> [Exercise brief]: Copy out the data below, substituting "image" for "screenshot" and leaving everything else unchanged. Omit the pictures.
Begin Input records
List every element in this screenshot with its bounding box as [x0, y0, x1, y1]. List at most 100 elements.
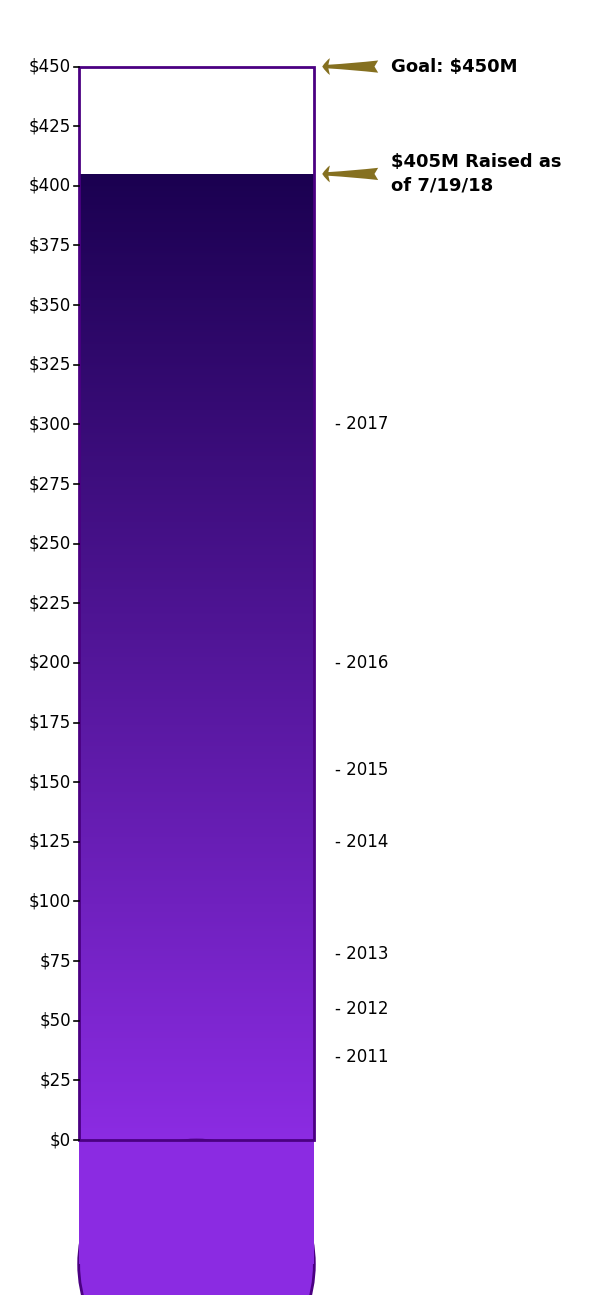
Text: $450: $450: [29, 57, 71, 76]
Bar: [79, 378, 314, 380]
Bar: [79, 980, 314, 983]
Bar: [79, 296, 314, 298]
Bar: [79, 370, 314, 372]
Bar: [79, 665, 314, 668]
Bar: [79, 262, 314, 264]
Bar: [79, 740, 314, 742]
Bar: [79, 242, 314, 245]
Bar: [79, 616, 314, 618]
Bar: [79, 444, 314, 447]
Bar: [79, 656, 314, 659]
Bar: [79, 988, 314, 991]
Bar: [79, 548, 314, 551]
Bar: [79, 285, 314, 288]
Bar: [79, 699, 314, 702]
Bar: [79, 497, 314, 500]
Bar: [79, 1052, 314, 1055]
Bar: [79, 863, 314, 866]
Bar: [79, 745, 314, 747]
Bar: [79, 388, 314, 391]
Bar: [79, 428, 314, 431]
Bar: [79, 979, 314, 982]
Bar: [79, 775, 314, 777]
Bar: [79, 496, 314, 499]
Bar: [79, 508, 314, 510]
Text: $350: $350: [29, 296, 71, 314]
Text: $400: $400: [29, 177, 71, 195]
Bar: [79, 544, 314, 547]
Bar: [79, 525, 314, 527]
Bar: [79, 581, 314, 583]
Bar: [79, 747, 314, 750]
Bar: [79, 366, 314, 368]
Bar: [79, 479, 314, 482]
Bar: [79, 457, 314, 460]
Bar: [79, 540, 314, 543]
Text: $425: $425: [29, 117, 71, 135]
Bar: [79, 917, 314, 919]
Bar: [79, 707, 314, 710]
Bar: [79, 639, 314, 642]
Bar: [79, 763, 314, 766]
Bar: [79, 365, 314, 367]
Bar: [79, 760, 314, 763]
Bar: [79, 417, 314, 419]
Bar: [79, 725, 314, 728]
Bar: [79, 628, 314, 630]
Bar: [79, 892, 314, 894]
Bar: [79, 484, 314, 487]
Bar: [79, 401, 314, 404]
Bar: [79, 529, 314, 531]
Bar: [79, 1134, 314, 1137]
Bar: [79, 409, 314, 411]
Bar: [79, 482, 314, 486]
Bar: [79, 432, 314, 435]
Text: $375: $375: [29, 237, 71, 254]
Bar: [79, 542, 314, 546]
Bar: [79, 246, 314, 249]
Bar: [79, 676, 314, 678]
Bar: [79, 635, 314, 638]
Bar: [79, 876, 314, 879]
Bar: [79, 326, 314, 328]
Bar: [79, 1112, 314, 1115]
End Input records
> [Result of this exercise]:
List every element in this image with its bounding box as [x0, y0, x1, y1]. List at most 100 elements.
Text: $450: $450: [29, 57, 71, 76]
Bar: [79, 378, 314, 380]
Bar: [79, 980, 314, 983]
Bar: [79, 296, 314, 298]
Bar: [79, 370, 314, 372]
Bar: [79, 665, 314, 668]
Bar: [79, 262, 314, 264]
Bar: [79, 740, 314, 742]
Bar: [79, 242, 314, 245]
Bar: [79, 616, 314, 618]
Bar: [79, 444, 314, 447]
Bar: [79, 656, 314, 659]
Bar: [79, 988, 314, 991]
Bar: [79, 548, 314, 551]
Bar: [79, 285, 314, 288]
Bar: [79, 699, 314, 702]
Bar: [79, 497, 314, 500]
Bar: [79, 1052, 314, 1055]
Bar: [79, 863, 314, 866]
Bar: [79, 745, 314, 747]
Bar: [79, 388, 314, 391]
Bar: [79, 428, 314, 431]
Bar: [79, 979, 314, 982]
Bar: [79, 775, 314, 777]
Bar: [79, 496, 314, 499]
Bar: [79, 508, 314, 510]
Text: $350: $350: [29, 296, 71, 314]
Text: $400: $400: [29, 177, 71, 195]
Bar: [79, 544, 314, 547]
Bar: [79, 525, 314, 527]
Bar: [79, 581, 314, 583]
Bar: [79, 747, 314, 750]
Bar: [79, 366, 314, 368]
Bar: [79, 479, 314, 482]
Bar: [79, 457, 314, 460]
Bar: [79, 540, 314, 543]
Text: $425: $425: [29, 117, 71, 135]
Bar: [79, 917, 314, 919]
Bar: [79, 707, 314, 710]
Bar: [79, 639, 314, 642]
Bar: [79, 763, 314, 766]
Bar: [79, 365, 314, 367]
Bar: [79, 760, 314, 763]
Bar: [79, 417, 314, 419]
Bar: [79, 725, 314, 728]
Bar: [79, 628, 314, 630]
Bar: [79, 892, 314, 894]
Bar: [79, 484, 314, 487]
Bar: [79, 401, 314, 404]
Bar: [79, 529, 314, 531]
Bar: [79, 1134, 314, 1137]
Bar: [79, 409, 314, 411]
Bar: [79, 482, 314, 486]
Bar: [79, 432, 314, 435]
Text: $375: $375: [29, 237, 71, 254]
Bar: [79, 542, 314, 546]
Bar: [79, 246, 314, 249]
Bar: [79, 676, 314, 678]
Bar: [79, 635, 314, 638]
Bar: [79, 876, 314, 879]
Bar: [79, 326, 314, 328]
Bar: [79, 1112, 314, 1115]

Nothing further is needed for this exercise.